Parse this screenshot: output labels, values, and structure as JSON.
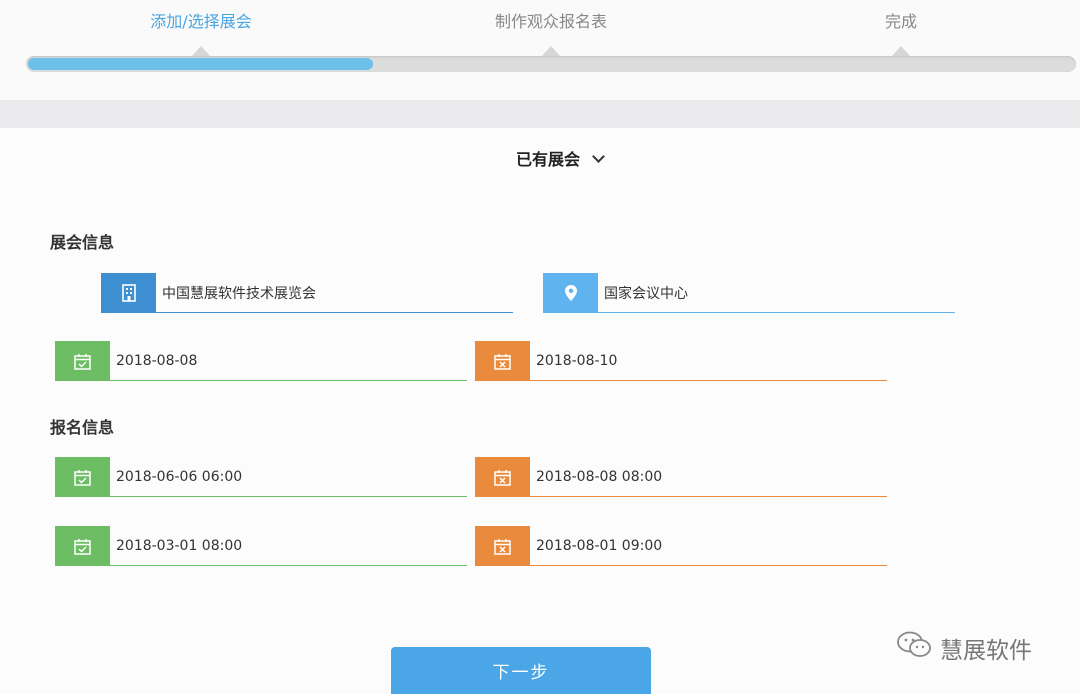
{
  "stepper": {
    "steps": [
      {
        "label": "添加/选择展会",
        "active": true
      },
      {
        "label": "制作观众报名表",
        "active": false
      },
      {
        "label": "完成",
        "active": false
      }
    ],
    "progress": 0.33
  },
  "existing_select": {
    "label": "已有展会",
    "icon": "chevron-down-icon"
  },
  "exhibition_info": {
    "title": "展会信息",
    "name": {
      "value": "中国慧展软件技术展览会",
      "icon": "building-icon"
    },
    "venue": {
      "value": "国家会议中心",
      "icon": "location-pin-icon"
    },
    "start_date": {
      "value": "2018-08-08",
      "icon": "calendar-check-icon"
    },
    "end_date": {
      "value": "2018-08-10",
      "icon": "calendar-x-icon"
    }
  },
  "registration_info": {
    "title": "报名信息",
    "reg_start": {
      "value": "2018-06-06 06:00",
      "icon": "calendar-check-icon"
    },
    "reg_end": {
      "value": "2018-08-08 08:00",
      "icon": "calendar-x-icon"
    },
    "other_start": {
      "value": "2018-03-01 08:00",
      "icon": "calendar-check-icon"
    },
    "other_end": {
      "value": "2018-08-01 09:00",
      "icon": "calendar-x-icon"
    }
  },
  "next_button": {
    "label": "下一步"
  },
  "watermark": {
    "text": "慧展软件",
    "icon": "wechat-icon"
  },
  "colors": {
    "accent": "#4aa6e6",
    "green": "#6cbd64",
    "orange": "#e98a3c",
    "blue_dark": "#3d8fd1"
  }
}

_____

Repeat the records above verbatim, with no pictures in the result.

Written solution –
Parse this screenshot: output labels, values, and structure as JSON.
{
  "stepper": {
    "steps": [
      {
        "label": "添加/选择展会",
        "active": true
      },
      {
        "label": "制作观众报名表",
        "active": false
      },
      {
        "label": "完成",
        "active": false
      }
    ],
    "progress": 0.33
  },
  "existing_select": {
    "label": "已有展会",
    "icon": "chevron-down-icon"
  },
  "exhibition_info": {
    "title": "展会信息",
    "name": {
      "value": "中国慧展软件技术展览会",
      "icon": "building-icon"
    },
    "venue": {
      "value": "国家会议中心",
      "icon": "location-pin-icon"
    },
    "start_date": {
      "value": "2018-08-08",
      "icon": "calendar-check-icon"
    },
    "end_date": {
      "value": "2018-08-10",
      "icon": "calendar-x-icon"
    }
  },
  "registration_info": {
    "title": "报名信息",
    "reg_start": {
      "value": "2018-06-06 06:00",
      "icon": "calendar-check-icon"
    },
    "reg_end": {
      "value": "2018-08-08 08:00",
      "icon": "calendar-x-icon"
    },
    "other_start": {
      "value": "2018-03-01 08:00",
      "icon": "calendar-check-icon"
    },
    "other_end": {
      "value": "2018-08-01 09:00",
      "icon": "calendar-x-icon"
    }
  },
  "next_button": {
    "label": "下一步"
  },
  "watermark": {
    "text": "慧展软件",
    "icon": "wechat-icon"
  },
  "colors": {
    "accent": "#4aa6e6",
    "green": "#6cbd64",
    "orange": "#e98a3c",
    "blue_dark": "#3d8fd1"
  }
}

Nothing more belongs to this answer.